Material for this task:
..........
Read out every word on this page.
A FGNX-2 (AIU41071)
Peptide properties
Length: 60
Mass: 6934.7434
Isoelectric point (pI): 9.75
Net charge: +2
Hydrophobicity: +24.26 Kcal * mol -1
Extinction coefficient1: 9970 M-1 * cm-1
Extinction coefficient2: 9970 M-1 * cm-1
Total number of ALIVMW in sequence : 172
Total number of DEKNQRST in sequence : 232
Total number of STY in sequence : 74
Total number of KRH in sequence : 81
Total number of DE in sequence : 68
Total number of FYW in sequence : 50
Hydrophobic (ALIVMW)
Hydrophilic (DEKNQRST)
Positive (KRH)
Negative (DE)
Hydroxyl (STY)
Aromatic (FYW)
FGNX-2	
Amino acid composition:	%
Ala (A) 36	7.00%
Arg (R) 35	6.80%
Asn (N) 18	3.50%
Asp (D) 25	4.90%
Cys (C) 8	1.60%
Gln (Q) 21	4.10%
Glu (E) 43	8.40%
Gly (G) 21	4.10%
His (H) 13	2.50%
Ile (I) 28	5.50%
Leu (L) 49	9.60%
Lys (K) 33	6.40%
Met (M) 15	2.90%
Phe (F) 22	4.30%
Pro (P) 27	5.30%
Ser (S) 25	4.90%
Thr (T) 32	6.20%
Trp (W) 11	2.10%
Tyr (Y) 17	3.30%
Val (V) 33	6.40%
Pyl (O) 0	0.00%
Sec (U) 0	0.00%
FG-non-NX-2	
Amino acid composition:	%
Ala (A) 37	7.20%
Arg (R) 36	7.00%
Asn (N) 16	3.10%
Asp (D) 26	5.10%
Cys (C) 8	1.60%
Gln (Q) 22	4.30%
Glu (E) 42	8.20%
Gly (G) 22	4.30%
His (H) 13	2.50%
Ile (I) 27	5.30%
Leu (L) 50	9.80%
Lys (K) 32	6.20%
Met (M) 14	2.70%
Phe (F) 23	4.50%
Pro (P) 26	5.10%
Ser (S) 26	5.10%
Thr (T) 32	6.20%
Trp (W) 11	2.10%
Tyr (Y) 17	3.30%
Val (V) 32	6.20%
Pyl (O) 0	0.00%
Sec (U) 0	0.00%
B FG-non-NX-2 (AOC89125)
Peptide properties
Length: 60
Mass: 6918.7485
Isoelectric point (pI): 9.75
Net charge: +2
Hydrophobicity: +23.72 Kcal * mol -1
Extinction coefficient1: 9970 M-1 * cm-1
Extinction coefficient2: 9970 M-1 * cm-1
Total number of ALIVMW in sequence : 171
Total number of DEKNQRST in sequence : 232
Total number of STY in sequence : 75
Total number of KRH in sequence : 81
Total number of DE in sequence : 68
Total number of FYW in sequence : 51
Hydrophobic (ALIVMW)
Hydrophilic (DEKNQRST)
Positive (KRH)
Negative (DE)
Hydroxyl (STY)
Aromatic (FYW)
..........
Action item: Output the full listing. Match it exactly.

Answer for the task:
Read out every word on this page.
A FGNX-2 (AIU41071)
Peptide properties
Length: 60
Mass: 6934.7434
Isoelectric point (pI): 9.75
Net charge: +2
Hydrophobicity: +24.26 Kcal * mol -1
Extinction coefficient1: 9970 M-1 * cm-1
Extinction coefficient2: 9970 M-1 * cm-1
Total number of ALIVMW in sequence : 172
Total number of DEKNQRST in sequence : 232
Total number of STY in sequence : 74
Total number of KRH in sequence : 81
Total number of DE in sequence : 68
Total number of FYW in sequence : 50
Hydrophobic (ALIVMW)
Hydrophilic (DEKNQRST)
Positive (KRH)
Negative (DE)
Hydroxyl (STY)
Aromatic (FYW)
FGNX-2	
Amino acid composition:	%
Ala (A) 36	7.00%
Arg (R) 35	6.80%
Asn (N) 18	3.50%
Asp (D) 25	4.90%
Cys (C) 8	1.60%
Gln (Q) 21	4.10%
Glu (E) 43	8.40%
Gly (G) 21	4.10%
His (H) 13	2.50%
Ile (I) 28	5.50%
Leu (L) 49	9.60%
Lys (K) 33	6.40%
Met (M) 15	2.90%
Phe (F) 22	4.30%
Pro (P) 27	5.30%
Ser (S) 25	4.90%
Thr (T) 32	6.20%
Trp (W) 11	2.10%
Tyr (Y) 17	3.30%
Val (V) 33	6.40%
Pyl (O) 0	0.00%
Sec (U) 0	0.00%
FG-non-NX-2	
Amino acid composition:	%
Ala (A) 37	7.20%
Arg (R) 36	7.00%
Asn (N) 16	3.10%
Asp (D) 26	5.10%
Cys (C) 8	1.60%
Gln (Q) 22	4.30%
Glu (E) 42	8.20%
Gly (G) 22	4.30%
His (H) 13	2.50%
Ile (I) 27	5.30%
Leu (L) 50	9.80%
Lys (K) 32	6.20%
Met (M) 14	2.70%
Phe (F) 23	4.50%
Pro (P) 26	5.10%
Ser (S) 26	5.10%
Thr (T) 32	6.20%
Trp (W) 11	2.10%
Tyr (Y) 17	3.30%
Val (V) 32	6.20%
Pyl (O) 0	0.00%
Sec (U) 0	0.00%
B FG-non-NX-2 (AOC89125)
Peptide properties
Length: 60
Mass: 6918.7485
Isoelectric point (pI): 9.75
Net charge: +2
Hydrophobicity: +23.72 Kcal * mol -1
Extinction coefficient1: 9970 M-1 * cm-1
Extinction coefficient2: 9970 M-1 * cm-1
Total number of ALIVMW in sequence : 171
Total number of DEKNQRST in sequence : 232
Total number of STY in sequence : 75
Total number of KRH in sequence : 81
Total number of DE in sequence : 68
Total number of FYW in sequence : 51
Hydrophobic (ALIVMW)
Hydrophilic (DEKNQRST)
Positive (KRH)
Negative (DE)
Hydroxyl (STY)
Aromatic (FYW)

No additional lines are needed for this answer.